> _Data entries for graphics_
----------------
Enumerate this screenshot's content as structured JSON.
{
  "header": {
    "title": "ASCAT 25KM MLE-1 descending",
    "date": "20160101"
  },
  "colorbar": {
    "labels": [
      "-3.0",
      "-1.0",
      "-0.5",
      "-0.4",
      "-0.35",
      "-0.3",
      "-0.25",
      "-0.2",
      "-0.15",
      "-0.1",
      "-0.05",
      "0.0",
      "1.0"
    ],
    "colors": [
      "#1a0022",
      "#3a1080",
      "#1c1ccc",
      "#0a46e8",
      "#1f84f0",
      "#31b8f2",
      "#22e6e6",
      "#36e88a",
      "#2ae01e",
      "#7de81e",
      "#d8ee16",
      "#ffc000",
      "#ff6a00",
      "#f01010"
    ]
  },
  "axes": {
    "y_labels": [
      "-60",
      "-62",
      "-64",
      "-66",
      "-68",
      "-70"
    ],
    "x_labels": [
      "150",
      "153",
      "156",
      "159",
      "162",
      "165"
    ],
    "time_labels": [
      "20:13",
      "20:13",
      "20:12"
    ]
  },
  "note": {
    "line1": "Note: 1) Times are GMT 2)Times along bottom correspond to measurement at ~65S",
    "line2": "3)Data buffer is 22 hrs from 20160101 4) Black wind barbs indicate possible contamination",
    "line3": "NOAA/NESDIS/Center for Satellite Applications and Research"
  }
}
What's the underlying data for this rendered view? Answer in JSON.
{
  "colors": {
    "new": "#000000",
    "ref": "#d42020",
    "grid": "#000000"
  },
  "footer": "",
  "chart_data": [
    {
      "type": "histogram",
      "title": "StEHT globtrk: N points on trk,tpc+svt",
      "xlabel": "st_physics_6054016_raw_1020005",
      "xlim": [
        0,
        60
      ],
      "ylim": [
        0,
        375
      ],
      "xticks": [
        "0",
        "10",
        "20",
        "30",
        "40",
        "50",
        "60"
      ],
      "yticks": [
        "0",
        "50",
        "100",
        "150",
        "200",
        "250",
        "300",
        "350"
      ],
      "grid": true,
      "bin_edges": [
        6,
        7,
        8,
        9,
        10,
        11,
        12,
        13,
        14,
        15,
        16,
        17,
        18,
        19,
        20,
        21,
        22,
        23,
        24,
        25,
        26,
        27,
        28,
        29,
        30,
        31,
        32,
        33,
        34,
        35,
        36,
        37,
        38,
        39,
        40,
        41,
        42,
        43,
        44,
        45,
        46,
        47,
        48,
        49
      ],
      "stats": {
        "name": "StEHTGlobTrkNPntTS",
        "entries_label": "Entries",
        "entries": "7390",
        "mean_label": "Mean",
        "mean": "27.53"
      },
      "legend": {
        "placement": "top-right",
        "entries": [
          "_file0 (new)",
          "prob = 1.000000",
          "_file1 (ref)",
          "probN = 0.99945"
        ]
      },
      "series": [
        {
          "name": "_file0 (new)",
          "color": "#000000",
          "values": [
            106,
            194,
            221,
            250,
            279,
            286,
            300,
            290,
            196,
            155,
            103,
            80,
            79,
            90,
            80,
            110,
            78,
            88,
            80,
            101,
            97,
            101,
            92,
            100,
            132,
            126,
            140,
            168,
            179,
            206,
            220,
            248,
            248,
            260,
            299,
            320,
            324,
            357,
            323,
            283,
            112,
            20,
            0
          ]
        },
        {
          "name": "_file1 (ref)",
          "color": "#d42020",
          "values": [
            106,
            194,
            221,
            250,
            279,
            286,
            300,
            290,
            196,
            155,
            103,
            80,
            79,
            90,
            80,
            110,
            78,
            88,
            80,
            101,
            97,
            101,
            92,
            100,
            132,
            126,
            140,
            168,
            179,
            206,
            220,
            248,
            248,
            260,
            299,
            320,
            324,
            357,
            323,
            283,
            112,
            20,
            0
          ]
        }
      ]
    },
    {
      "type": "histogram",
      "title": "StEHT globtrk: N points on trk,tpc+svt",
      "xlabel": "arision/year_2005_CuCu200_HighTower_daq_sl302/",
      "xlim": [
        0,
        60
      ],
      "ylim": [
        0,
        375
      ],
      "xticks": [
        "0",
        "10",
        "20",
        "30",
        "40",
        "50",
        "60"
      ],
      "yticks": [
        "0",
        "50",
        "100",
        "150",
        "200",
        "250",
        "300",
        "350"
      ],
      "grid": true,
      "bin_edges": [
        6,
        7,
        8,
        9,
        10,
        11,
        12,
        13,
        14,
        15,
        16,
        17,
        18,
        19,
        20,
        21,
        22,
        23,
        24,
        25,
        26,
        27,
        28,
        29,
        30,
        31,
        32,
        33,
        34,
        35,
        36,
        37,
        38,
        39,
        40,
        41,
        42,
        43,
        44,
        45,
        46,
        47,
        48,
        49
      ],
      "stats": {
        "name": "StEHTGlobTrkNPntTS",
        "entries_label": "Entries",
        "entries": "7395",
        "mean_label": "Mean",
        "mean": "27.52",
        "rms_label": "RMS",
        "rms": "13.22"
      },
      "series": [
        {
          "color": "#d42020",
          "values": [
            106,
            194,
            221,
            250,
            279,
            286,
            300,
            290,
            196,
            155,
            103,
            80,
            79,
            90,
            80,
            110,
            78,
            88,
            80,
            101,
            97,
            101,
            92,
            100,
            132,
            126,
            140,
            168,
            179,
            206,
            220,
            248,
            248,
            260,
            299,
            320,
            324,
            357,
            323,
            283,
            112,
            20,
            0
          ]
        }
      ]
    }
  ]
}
----------------
Reproduce the entries above in full, verbatim.

> _Result for this exercise_
Enumerate this screenshot's content as structured JSON.
{
  "header": {
    "title": "ASCAT 25KM MLE-1 descending",
    "date": "20160101"
  },
  "colorbar": {
    "labels": [
      "-3.0",
      "-1.0",
      "-0.5",
      "-0.4",
      "-0.35",
      "-0.3",
      "-0.25",
      "-0.2",
      "-0.15",
      "-0.1",
      "-0.05",
      "0.0",
      "1.0"
    ],
    "colors": [
      "#1a0022",
      "#3a1080",
      "#1c1ccc",
      "#0a46e8",
      "#1f84f0",
      "#31b8f2",
      "#22e6e6",
      "#36e88a",
      "#2ae01e",
      "#7de81e",
      "#d8ee16",
      "#ffc000",
      "#ff6a00",
      "#f01010"
    ]
  },
  "axes": {
    "y_labels": [
      "-60",
      "-62",
      "-64",
      "-66",
      "-68",
      "-70"
    ],
    "x_labels": [
      "150",
      "153",
      "156",
      "159",
      "162",
      "165"
    ],
    "time_labels": [
      "20:13",
      "20:13",
      "20:12"
    ]
  },
  "note": {
    "line1": "Note: 1) Times are GMT 2)Times along bottom correspond to measurement at ~65S",
    "line2": "3)Data buffer is 22 hrs from 20160101 4) Black wind barbs indicate possible contamination",
    "line3": "NOAA/NESDIS/Center for Satellite Applications and Research"
  }
}
What's the underlying data for this rendered view? Answer in JSON.
{
  "colors": {
    "new": "#000000",
    "ref": "#d42020",
    "grid": "#000000"
  },
  "footer": "",
  "chart_data": [
    {
      "type": "histogram",
      "title": "StEHT globtrk: N points on trk,tpc+svt",
      "xlabel": "st_physics_6054016_raw_1020005",
      "xlim": [
        0,
        60
      ],
      "ylim": [
        0,
        375
      ],
      "xticks": [
        "0",
        "10",
        "20",
        "30",
        "40",
        "50",
        "60"
      ],
      "yticks": [
        "0",
        "50",
        "100",
        "150",
        "200",
        "250",
        "300",
        "350"
      ],
      "grid": true,
      "bin_edges": [
        6,
        7,
        8,
        9,
        10,
        11,
        12,
        13,
        14,
        15,
        16,
        17,
        18,
        19,
        20,
        21,
        22,
        23,
        24,
        25,
        26,
        27,
        28,
        29,
        30,
        31,
        32,
        33,
        34,
        35,
        36,
        37,
        38,
        39,
        40,
        41,
        42,
        43,
        44,
        45,
        46,
        47,
        48,
        49
      ],
      "stats": {
        "name": "StEHTGlobTrkNPntTS",
        "entries_label": "Entries",
        "entries": "7390",
        "mean_label": "Mean",
        "mean": "27.53"
      },
      "legend": {
        "placement": "top-right",
        "entries": [
          "_file0 (new)",
          "prob = 1.000000",
          "_file1 (ref)",
          "probN = 0.99945"
        ]
      },
      "series": [
        {
          "name": "_file0 (new)",
          "color": "#000000",
          "values": [
            106,
            194,
            221,
            250,
            279,
            286,
            300,
            290,
            196,
            155,
            103,
            80,
            79,
            90,
            80,
            110,
            78,
            88,
            80,
            101,
            97,
            101,
            92,
            100,
            132,
            126,
            140,
            168,
            179,
            206,
            220,
            248,
            248,
            260,
            299,
            320,
            324,
            357,
            323,
            283,
            112,
            20,
            0
          ]
        },
        {
          "name": "_file1 (ref)",
          "color": "#d42020",
          "values": [
            106,
            194,
            221,
            250,
            279,
            286,
            300,
            290,
            196,
            155,
            103,
            80,
            79,
            90,
            80,
            110,
            78,
            88,
            80,
            101,
            97,
            101,
            92,
            100,
            132,
            126,
            140,
            168,
            179,
            206,
            220,
            248,
            248,
            260,
            299,
            320,
            324,
            357,
            323,
            283,
            112,
            20,
            0
          ]
        }
      ]
    },
    {
      "type": "histogram",
      "title": "StEHT globtrk: N points on trk,tpc+svt",
      "xlabel": "arision/year_2005_CuCu200_HighTower_daq_sl302/",
      "xlim": [
        0,
        60
      ],
      "ylim": [
        0,
        375
      ],
      "xticks": [
        "0",
        "10",
        "20",
        "30",
        "40",
        "50",
        "60"
      ],
      "yticks": [
        "0",
        "50",
        "100",
        "150",
        "200",
        "250",
        "300",
        "350"
      ],
      "grid": true,
      "bin_edges": [
        6,
        7,
        8,
        9,
        10,
        11,
        12,
        13,
        14,
        15,
        16,
        17,
        18,
        19,
        20,
        21,
        22,
        23,
        24,
        25,
        26,
        27,
        28,
        29,
        30,
        31,
        32,
        33,
        34,
        35,
        36,
        37,
        38,
        39,
        40,
        41,
        42,
        43,
        44,
        45,
        46,
        47,
        48,
        49
      ],
      "stats": {
        "name": "StEHTGlobTrkNPntTS",
        "entries_label": "Entries",
        "entries": "7395",
        "mean_label": "Mean",
        "mean": "27.52",
        "rms_label": "RMS",
        "rms": "13.22"
      },
      "series": [
        {
          "color": "#d42020",
          "values": [
            106,
            194,
            221,
            250,
            279,
            286,
            300,
            290,
            196,
            155,
            103,
            80,
            79,
            90,
            80,
            110,
            78,
            88,
            80,
            101,
            97,
            101,
            92,
            100,
            132,
            126,
            140,
            168,
            179,
            206,
            220,
            248,
            248,
            260,
            299,
            320,
            324,
            357,
            323,
            283,
            112,
            20,
            0
          ]
        }
      ]
    }
  ]
}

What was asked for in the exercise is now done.